DATASET ENTRIES:
#####

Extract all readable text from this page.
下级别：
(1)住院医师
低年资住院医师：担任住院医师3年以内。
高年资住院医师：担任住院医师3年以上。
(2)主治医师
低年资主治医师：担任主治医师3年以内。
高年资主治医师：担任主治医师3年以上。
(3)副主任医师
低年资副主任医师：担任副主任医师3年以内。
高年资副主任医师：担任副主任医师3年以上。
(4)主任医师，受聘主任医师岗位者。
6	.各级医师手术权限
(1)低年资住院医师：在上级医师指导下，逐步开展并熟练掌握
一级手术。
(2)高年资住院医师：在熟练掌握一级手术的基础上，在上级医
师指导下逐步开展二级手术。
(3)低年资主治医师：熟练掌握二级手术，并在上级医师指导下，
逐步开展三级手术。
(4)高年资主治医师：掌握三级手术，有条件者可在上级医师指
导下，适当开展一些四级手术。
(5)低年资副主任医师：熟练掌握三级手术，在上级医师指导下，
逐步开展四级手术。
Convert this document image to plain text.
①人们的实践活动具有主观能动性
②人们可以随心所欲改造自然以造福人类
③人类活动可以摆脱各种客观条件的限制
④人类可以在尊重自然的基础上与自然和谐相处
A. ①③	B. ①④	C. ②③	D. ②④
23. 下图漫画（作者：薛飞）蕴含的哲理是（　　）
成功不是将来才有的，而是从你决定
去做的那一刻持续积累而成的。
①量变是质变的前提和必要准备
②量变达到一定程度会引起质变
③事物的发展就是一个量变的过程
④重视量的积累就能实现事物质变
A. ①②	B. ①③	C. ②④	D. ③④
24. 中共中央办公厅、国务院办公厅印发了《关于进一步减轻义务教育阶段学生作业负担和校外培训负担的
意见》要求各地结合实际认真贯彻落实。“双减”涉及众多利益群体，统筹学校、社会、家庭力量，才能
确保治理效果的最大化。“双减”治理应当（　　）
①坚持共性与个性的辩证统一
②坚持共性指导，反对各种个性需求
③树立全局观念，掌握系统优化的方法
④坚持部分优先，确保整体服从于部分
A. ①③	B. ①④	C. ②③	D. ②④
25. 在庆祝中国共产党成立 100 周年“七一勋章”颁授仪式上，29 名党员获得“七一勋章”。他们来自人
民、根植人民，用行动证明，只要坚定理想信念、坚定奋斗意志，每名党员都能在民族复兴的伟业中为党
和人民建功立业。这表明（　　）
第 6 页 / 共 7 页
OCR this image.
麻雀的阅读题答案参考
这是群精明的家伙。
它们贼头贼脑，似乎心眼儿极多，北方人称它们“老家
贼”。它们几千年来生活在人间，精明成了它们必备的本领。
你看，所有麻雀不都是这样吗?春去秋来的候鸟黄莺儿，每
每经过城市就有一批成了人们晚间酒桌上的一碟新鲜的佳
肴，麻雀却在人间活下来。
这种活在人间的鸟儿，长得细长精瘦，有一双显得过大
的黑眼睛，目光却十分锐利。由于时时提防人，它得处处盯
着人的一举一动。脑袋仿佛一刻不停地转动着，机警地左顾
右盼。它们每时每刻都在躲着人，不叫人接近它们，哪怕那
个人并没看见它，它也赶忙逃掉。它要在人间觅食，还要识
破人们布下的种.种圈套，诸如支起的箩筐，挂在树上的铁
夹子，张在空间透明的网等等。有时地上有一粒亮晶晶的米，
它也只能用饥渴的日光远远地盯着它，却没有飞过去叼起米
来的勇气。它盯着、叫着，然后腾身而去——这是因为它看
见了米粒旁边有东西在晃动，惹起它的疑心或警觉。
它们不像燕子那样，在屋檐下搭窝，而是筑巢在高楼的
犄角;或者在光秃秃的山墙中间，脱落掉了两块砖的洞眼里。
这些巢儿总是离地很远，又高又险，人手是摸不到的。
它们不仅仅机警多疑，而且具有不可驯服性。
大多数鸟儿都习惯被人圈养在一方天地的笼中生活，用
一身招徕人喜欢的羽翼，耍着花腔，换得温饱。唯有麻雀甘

#####

DESCRIPTION OF THE TASK: Every entry should be printed again exactly as written.

EXERCISE OUTPUT:
Extract all readable text from this page.
下级别：
(1)住院医师
低年资住院医师：担任住院医师3年以内。
高年资住院医师：担任住院医师3年以上。
(2)主治医师
低年资主治医师：担任主治医师3年以内。
高年资主治医师：担任主治医师3年以上。
(3)副主任医师
低年资副主任医师：担任副主任医师3年以内。
高年资副主任医师：担任副主任医师3年以上。
(4)主任医师，受聘主任医师岗位者。
6	.各级医师手术权限
(1)低年资住院医师：在上级医师指导下，逐步开展并熟练掌握
一级手术。
(2)高年资住院医师：在熟练掌握一级手术的基础上，在上级医
师指导下逐步开展二级手术。
(3)低年资主治医师：熟练掌握二级手术，并在上级医师指导下，
逐步开展三级手术。
(4)高年资主治医师：掌握三级手术，有条件者可在上级医师指
导下，适当开展一些四级手术。
(5)低年资副主任医师：熟练掌握三级手术，在上级医师指导下，
逐步开展四级手术。
Convert this document image to plain text.
①人们的实践活动具有主观能动性
②人们可以随心所欲改造自然以造福人类
③人类活动可以摆脱各种客观条件的限制
④人类可以在尊重自然的基础上与自然和谐相处
A. ①③	B. ①④	C. ②③	D. ②④
23. 下图漫画（作者：薛飞）蕴含的哲理是（　　）
成功不是将来才有的，而是从你决定
去做的那一刻持续积累而成的。
①量变是质变的前提和必要准备
②量变达到一定程度会引起质变
③事物的发展就是一个量变的过程
④重视量的积累就能实现事物质变
A. ①②	B. ①③	C. ②④	D. ③④
24. 中共中央办公厅、国务院办公厅印发了《关于进一步减轻义务教育阶段学生作业负担和校外培训负担的
意见》要求各地结合实际认真贯彻落实。“双减”涉及众多利益群体，统筹学校、社会、家庭力量，才能
确保治理效果的最大化。“双减”治理应当（　　）
①坚持共性与个性的辩证统一
②坚持共性指导，反对各种个性需求
③树立全局观念，掌握系统优化的方法
④坚持部分优先，确保整体服从于部分
A. ①③	B. ①④	C. ②③	D. ②④
25. 在庆祝中国共产党成立 100 周年“七一勋章”颁授仪式上，29 名党员获得“七一勋章”。他们来自人
民、根植人民，用行动证明，只要坚定理想信念、坚定奋斗意志，每名党员都能在民族复兴的伟业中为党
和人民建功立业。这表明（　　）
第 6 页 / 共 7 页
OCR this image.
麻雀的阅读题答案参考
这是群精明的家伙。
它们贼头贼脑，似乎心眼儿极多，北方人称它们“老家
贼”。它们几千年来生活在人间，精明成了它们必备的本领。
你看，所有麻雀不都是这样吗?春去秋来的候鸟黄莺儿，每
每经过城市就有一批成了人们晚间酒桌上的一碟新鲜的佳
肴，麻雀却在人间活下来。
这种活在人间的鸟儿，长得细长精瘦，有一双显得过大
的黑眼睛，目光却十分锐利。由于时时提防人，它得处处盯
着人的一举一动。脑袋仿佛一刻不停地转动着，机警地左顾
右盼。它们每时每刻都在躲着人，不叫人接近它们，哪怕那
个人并没看见它，它也赶忙逃掉。它要在人间觅食，还要识
破人们布下的种.种圈套，诸如支起的箩筐，挂在树上的铁
夹子，张在空间透明的网等等。有时地上有一粒亮晶晶的米，
它也只能用饥渴的日光远远地盯着它，却没有飞过去叼起米
来的勇气。它盯着、叫着，然后腾身而去——这是因为它看
见了米粒旁边有东西在晃动，惹起它的疑心或警觉。
它们不像燕子那样，在屋檐下搭窝，而是筑巢在高楼的
犄角;或者在光秃秃的山墙中间，脱落掉了两块砖的洞眼里。
这些巢儿总是离地很远，又高又险，人手是摸不到的。
它们不仅仅机警多疑，而且具有不可驯服性。
大多数鸟儿都习惯被人圈养在一方天地的笼中生活，用
一身招徕人喜欢的羽翼，耍着花腔，换得温饱。唯有麻雀甘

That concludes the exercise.